Collected data entries:
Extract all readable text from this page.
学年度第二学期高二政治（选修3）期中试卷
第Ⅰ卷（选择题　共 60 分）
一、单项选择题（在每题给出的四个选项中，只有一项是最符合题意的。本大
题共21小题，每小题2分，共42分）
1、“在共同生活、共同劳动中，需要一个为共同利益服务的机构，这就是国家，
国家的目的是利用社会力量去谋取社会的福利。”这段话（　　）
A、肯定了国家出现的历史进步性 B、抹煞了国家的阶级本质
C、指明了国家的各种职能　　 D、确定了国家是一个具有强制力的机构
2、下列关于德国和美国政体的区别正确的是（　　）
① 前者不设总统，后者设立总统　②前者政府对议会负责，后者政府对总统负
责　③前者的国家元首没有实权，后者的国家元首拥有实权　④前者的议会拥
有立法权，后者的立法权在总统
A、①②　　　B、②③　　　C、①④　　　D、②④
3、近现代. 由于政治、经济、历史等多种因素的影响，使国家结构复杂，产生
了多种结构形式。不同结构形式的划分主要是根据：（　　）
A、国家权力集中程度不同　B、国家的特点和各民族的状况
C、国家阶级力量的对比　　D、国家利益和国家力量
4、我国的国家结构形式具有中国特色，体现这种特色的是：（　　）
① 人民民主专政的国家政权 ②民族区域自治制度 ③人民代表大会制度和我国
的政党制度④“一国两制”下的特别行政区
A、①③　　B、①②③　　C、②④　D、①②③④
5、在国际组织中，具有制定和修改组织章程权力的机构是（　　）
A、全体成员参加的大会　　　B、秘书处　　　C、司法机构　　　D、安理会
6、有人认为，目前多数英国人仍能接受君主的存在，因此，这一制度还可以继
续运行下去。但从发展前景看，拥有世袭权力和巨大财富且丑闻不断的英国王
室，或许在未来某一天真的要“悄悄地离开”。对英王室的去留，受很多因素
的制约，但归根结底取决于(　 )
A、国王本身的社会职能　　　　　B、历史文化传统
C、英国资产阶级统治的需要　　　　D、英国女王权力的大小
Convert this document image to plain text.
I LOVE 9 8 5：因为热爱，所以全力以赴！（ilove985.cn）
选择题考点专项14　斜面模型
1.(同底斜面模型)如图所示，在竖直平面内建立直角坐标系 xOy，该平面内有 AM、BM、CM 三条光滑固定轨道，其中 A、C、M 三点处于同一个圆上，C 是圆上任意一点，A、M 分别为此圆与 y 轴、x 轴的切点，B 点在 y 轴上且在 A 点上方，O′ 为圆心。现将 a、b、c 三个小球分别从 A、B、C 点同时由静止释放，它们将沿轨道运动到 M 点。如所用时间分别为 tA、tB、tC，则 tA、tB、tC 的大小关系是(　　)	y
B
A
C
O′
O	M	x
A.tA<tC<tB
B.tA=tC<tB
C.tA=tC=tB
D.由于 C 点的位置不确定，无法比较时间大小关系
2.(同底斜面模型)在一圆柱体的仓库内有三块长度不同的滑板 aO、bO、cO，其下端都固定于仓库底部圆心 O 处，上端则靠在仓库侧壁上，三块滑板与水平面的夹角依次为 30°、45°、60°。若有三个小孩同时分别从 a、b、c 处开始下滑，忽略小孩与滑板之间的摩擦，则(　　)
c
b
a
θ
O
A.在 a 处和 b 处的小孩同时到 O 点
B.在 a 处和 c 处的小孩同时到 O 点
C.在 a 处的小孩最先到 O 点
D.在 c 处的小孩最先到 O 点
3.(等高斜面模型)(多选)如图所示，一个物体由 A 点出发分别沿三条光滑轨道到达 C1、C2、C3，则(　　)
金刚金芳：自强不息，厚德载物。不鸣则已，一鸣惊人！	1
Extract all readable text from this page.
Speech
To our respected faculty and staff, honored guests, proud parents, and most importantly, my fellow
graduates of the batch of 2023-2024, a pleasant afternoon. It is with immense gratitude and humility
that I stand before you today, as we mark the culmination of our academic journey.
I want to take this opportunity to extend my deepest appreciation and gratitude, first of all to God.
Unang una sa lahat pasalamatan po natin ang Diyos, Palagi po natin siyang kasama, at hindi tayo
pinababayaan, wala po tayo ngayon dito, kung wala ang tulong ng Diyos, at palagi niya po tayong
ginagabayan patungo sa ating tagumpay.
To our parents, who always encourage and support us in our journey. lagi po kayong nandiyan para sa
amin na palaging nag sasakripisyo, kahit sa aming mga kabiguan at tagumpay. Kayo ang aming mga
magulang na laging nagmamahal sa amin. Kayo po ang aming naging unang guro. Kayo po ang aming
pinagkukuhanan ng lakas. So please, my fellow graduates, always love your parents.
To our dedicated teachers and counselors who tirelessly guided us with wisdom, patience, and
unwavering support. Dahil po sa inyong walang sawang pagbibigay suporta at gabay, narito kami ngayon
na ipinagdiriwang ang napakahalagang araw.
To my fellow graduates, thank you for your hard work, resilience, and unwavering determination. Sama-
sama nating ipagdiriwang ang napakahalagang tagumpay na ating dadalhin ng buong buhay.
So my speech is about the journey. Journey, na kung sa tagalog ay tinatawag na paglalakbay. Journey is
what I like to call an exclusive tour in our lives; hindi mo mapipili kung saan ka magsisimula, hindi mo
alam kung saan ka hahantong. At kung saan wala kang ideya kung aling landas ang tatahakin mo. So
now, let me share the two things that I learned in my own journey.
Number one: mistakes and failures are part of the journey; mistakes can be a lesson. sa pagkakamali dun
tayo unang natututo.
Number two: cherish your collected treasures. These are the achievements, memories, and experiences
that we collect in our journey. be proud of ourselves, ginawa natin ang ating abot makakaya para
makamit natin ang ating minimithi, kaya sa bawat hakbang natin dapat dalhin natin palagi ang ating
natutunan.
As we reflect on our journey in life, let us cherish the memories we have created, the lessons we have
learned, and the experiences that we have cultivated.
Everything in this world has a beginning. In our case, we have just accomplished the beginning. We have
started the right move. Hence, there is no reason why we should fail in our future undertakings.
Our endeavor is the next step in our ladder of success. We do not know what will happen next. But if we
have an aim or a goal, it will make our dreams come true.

DESCRIPTION OF THE TASK: Repeat all the entries exactly as given.

RESULT:
Extract all readable text from this page.
学年度第二学期高二政治（选修3）期中试卷
第Ⅰ卷（选择题　共 60 分）
一、单项选择题（在每题给出的四个选项中，只有一项是最符合题意的。本大
题共21小题，每小题2分，共42分）
1、“在共同生活、共同劳动中，需要一个为共同利益服务的机构，这就是国家，
国家的目的是利用社会力量去谋取社会的福利。”这段话（　　）
A、肯定了国家出现的历史进步性 B、抹煞了国家的阶级本质
C、指明了国家的各种职能　　 D、确定了国家是一个具有强制力的机构
2、下列关于德国和美国政体的区别正确的是（　　）
① 前者不设总统，后者设立总统　②前者政府对议会负责，后者政府对总统负
责　③前者的国家元首没有实权，后者的国家元首拥有实权　④前者的议会拥
有立法权，后者的立法权在总统
A、①②　　　B、②③　　　C、①④　　　D、②④
3、近现代. 由于政治、经济、历史等多种因素的影响，使国家结构复杂，产生
了多种结构形式。不同结构形式的划分主要是根据：（　　）
A、国家权力集中程度不同　B、国家的特点和各民族的状况
C、国家阶级力量的对比　　D、国家利益和国家力量
4、我国的国家结构形式具有中国特色，体现这种特色的是：（　　）
① 人民民主专政的国家政权 ②民族区域自治制度 ③人民代表大会制度和我国
的政党制度④“一国两制”下的特别行政区
A、①③　　B、①②③　　C、②④　D、①②③④
5、在国际组织中，具有制定和修改组织章程权力的机构是（　　）
A、全体成员参加的大会　　　B、秘书处　　　C、司法机构　　　D、安理会
6、有人认为，目前多数英国人仍能接受君主的存在，因此，这一制度还可以继
续运行下去。但从发展前景看，拥有世袭权力和巨大财富且丑闻不断的英国王
室，或许在未来某一天真的要“悄悄地离开”。对英王室的去留，受很多因素
的制约，但归根结底取决于(　 )
A、国王本身的社会职能　　　　　B、历史文化传统
C、英国资产阶级统治的需要　　　　D、英国女王权力的大小
Convert this document image to plain text.
I LOVE 9 8 5：因为热爱，所以全力以赴！（ilove985.cn）
选择题考点专项14　斜面模型
1.(同底斜面模型)如图所示，在竖直平面内建立直角坐标系 xOy，该平面内有 AM、BM、CM 三条光滑固定轨道，其中 A、C、M 三点处于同一个圆上，C 是圆上任意一点，A、M 分别为此圆与 y 轴、x 轴的切点，B 点在 y 轴上且在 A 点上方，O′ 为圆心。现将 a、b、c 三个小球分别从 A、B、C 点同时由静止释放，它们将沿轨道运动到 M 点。如所用时间分别为 tA、tB、tC，则 tA、tB、tC 的大小关系是(　　)	y
B
A
C
O′
O	M	x
A.tA<tC<tB
B.tA=tC<tB
C.tA=tC=tB
D.由于 C 点的位置不确定，无法比较时间大小关系
2.(同底斜面模型)在一圆柱体的仓库内有三块长度不同的滑板 aO、bO、cO，其下端都固定于仓库底部圆心 O 处，上端则靠在仓库侧壁上，三块滑板与水平面的夹角依次为 30°、45°、60°。若有三个小孩同时分别从 a、b、c 处开始下滑，忽略小孩与滑板之间的摩擦，则(　　)
c
b
a
θ
O
A.在 a 处和 b 处的小孩同时到 O 点
B.在 a 处和 c 处的小孩同时到 O 点
C.在 a 处的小孩最先到 O 点
D.在 c 处的小孩最先到 O 点
3.(等高斜面模型)(多选)如图所示，一个物体由 A 点出发分别沿三条光滑轨道到达 C1、C2、C3，则(　　)
金刚金芳：自强不息，厚德载物。不鸣则已，一鸣惊人！	1
Extract all readable text from this page.
Speech
To our respected faculty and staff, honored guests, proud parents, and most importantly, my fellow
graduates of the batch of 2023-2024, a pleasant afternoon. It is with immense gratitude and humility
that I stand before you today, as we mark the culmination of our academic journey.
I want to take this opportunity to extend my deepest appreciation and gratitude, first of all to God.
Unang una sa lahat pasalamatan po natin ang Diyos, Palagi po natin siyang kasama, at hindi tayo
pinababayaan, wala po tayo ngayon dito, kung wala ang tulong ng Diyos, at palagi niya po tayong
ginagabayan patungo sa ating tagumpay.
To our parents, who always encourage and support us in our journey. lagi po kayong nandiyan para sa
amin na palaging nag sasakripisyo, kahit sa aming mga kabiguan at tagumpay. Kayo ang aming mga
magulang na laging nagmamahal sa amin. Kayo po ang aming naging unang guro. Kayo po ang aming
pinagkukuhanan ng lakas. So please, my fellow graduates, always love your parents.
To our dedicated teachers and counselors who tirelessly guided us with wisdom, patience, and
unwavering support. Dahil po sa inyong walang sawang pagbibigay suporta at gabay, narito kami ngayon
na ipinagdiriwang ang napakahalagang araw.
To my fellow graduates, thank you for your hard work, resilience, and unwavering determination. Sama-
sama nating ipagdiriwang ang napakahalagang tagumpay na ating dadalhin ng buong buhay.
So my speech is about the journey. Journey, na kung sa tagalog ay tinatawag na paglalakbay. Journey is
what I like to call an exclusive tour in our lives; hindi mo mapipili kung saan ka magsisimula, hindi mo
alam kung saan ka hahantong. At kung saan wala kang ideya kung aling landas ang tatahakin mo. So
now, let me share the two things that I learned in my own journey.
Number one: mistakes and failures are part of the journey; mistakes can be a lesson. sa pagkakamali dun
tayo unang natututo.
Number two: cherish your collected treasures. These are the achievements, memories, and experiences
that we collect in our journey. be proud of ourselves, ginawa natin ang ating abot makakaya para
makamit natin ang ating minimithi, kaya sa bawat hakbang natin dapat dalhin natin palagi ang ating
natutunan.
As we reflect on our journey in life, let us cherish the memories we have created, the lessons we have
learned, and the experiences that we have cultivated.
Everything in this world has a beginning. In our case, we have just accomplished the beginning. We have
started the right move. Hence, there is no reason why we should fail in our future undertakings.
Our endeavor is the next step in our ladder of success. We do not know what will happen next. But if we
have an aim or a goal, it will make our dreams come true.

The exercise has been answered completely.